===== MATERIAL =====

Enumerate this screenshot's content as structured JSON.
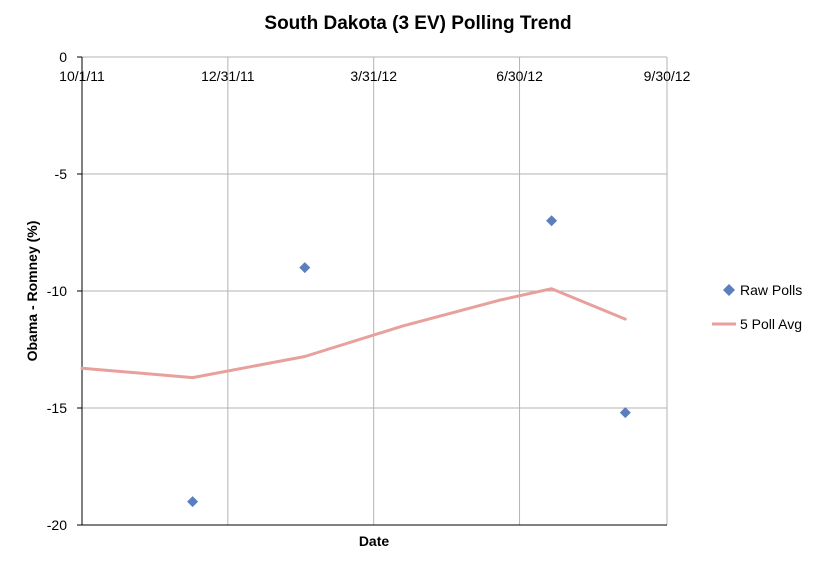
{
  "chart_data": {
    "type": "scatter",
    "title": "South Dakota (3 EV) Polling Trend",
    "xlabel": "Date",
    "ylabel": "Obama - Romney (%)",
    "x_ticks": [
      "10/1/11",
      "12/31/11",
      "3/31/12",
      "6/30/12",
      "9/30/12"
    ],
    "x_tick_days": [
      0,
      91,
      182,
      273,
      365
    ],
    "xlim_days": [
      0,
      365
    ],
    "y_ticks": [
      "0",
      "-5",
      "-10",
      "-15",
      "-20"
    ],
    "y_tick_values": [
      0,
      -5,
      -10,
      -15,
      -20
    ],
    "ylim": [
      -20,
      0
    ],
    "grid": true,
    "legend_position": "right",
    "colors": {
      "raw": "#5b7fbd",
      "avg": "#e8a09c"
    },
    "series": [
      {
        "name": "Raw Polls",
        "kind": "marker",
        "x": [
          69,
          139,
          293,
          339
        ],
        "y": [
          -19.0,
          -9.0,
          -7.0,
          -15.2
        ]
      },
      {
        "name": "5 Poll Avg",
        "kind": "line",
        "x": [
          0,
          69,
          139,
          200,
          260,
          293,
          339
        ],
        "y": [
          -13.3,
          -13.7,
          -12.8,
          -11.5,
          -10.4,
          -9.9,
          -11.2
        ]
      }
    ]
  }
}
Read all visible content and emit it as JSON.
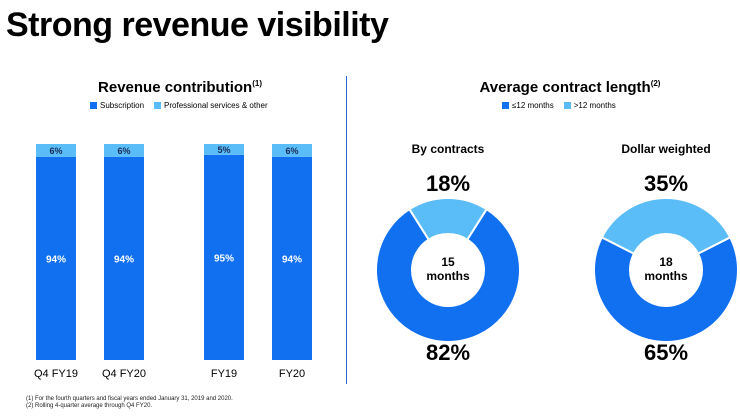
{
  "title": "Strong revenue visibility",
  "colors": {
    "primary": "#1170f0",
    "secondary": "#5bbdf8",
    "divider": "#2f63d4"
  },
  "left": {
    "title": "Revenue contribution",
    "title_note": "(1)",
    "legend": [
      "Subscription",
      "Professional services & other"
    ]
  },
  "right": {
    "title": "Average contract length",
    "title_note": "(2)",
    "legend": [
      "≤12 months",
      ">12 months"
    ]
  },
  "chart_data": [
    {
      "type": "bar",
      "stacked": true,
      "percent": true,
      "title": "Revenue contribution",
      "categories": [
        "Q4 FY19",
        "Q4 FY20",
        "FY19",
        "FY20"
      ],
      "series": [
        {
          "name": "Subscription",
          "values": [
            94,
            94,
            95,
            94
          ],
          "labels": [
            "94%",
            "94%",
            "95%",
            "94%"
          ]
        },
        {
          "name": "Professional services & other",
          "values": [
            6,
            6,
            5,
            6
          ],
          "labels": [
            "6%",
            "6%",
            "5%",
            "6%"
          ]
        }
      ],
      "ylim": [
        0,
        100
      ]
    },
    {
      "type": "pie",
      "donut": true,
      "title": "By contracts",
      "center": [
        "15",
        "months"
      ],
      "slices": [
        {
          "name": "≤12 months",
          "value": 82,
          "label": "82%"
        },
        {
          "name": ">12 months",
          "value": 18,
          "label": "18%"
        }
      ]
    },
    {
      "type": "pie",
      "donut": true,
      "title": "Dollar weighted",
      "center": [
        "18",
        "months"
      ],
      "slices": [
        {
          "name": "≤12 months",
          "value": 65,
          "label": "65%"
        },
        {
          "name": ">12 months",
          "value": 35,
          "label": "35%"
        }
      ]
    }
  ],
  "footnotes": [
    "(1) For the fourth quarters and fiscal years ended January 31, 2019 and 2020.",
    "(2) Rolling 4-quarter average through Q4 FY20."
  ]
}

=====

SET EXERCISE — In the copy, include all records verbatim but no images.

WORKED ANSWER —
Enumerate this screenshot's content as structured JSON.
{
  "chart_data": {
    "type": "scatter",
    "title": "South Dakota (3 EV) Polling Trend",
    "xlabel": "Date",
    "ylabel": "Obama - Romney (%)",
    "x_ticks": [
      "10/1/11",
      "12/31/11",
      "3/31/12",
      "6/30/12",
      "9/30/12"
    ],
    "x_tick_days": [
      0,
      91,
      182,
      273,
      365
    ],
    "xlim_days": [
      0,
      365
    ],
    "y_ticks": [
      "0",
      "-5",
      "-10",
      "-15",
      "-20"
    ],
    "y_tick_values": [
      0,
      -5,
      -10,
      -15,
      -20
    ],
    "ylim": [
      -20,
      0
    ],
    "grid": true,
    "legend_position": "right",
    "colors": {
      "raw": "#5b7fbd",
      "avg": "#e8a09c"
    },
    "series": [
      {
        "name": "Raw Polls",
        "kind": "marker",
        "x": [
          69,
          139,
          293,
          339
        ],
        "y": [
          -19.0,
          -9.0,
          -7.0,
          -15.2
        ]
      },
      {
        "name": "5 Poll Avg",
        "kind": "line",
        "x": [
          0,
          69,
          139,
          200,
          260,
          293,
          339
        ],
        "y": [
          -13.3,
          -13.7,
          -12.8,
          -11.5,
          -10.4,
          -9.9,
          -11.2
        ]
      }
    ]
  }
}
Read all visible content and emit it as JSON.
{
  "title": "Strong revenue visibility",
  "colors": {
    "primary": "#1170f0",
    "secondary": "#5bbdf8",
    "divider": "#2f63d4"
  },
  "left": {
    "title": "Revenue contribution",
    "title_note": "(1)",
    "legend": [
      "Subscription",
      "Professional services & other"
    ]
  },
  "right": {
    "title": "Average contract length",
    "title_note": "(2)",
    "legend": [
      "≤12 months",
      ">12 months"
    ]
  },
  "chart_data": [
    {
      "type": "bar",
      "stacked": true,
      "percent": true,
      "title": "Revenue contribution",
      "categories": [
        "Q4 FY19",
        "Q4 FY20",
        "FY19",
        "FY20"
      ],
      "series": [
        {
          "name": "Subscription",
          "values": [
            94,
            94,
            95,
            94
          ],
          "labels": [
            "94%",
            "94%",
            "95%",
            "94%"
          ]
        },
        {
          "name": "Professional services & other",
          "values": [
            6,
            6,
            5,
            6
          ],
          "labels": [
            "6%",
            "6%",
            "5%",
            "6%"
          ]
        }
      ],
      "ylim": [
        0,
        100
      ]
    },
    {
      "type": "pie",
      "donut": true,
      "title": "By contracts",
      "center": [
        "15",
        "months"
      ],
      "slices": [
        {
          "name": "≤12 months",
          "value": 82,
          "label": "82%"
        },
        {
          "name": ">12 months",
          "value": 18,
          "label": "18%"
        }
      ]
    },
    {
      "type": "pie",
      "donut": true,
      "title": "Dollar weighted",
      "center": [
        "18",
        "months"
      ],
      "slices": [
        {
          "name": "≤12 months",
          "value": 65,
          "label": "65%"
        },
        {
          "name": ">12 months",
          "value": 35,
          "label": "35%"
        }
      ]
    }
  ],
  "footnotes": [
    "(1) For the fourth quarters and fiscal years ended January 31, 2019 and 2020.",
    "(2) Rolling 4-quarter average through Q4 FY20."
  ]
}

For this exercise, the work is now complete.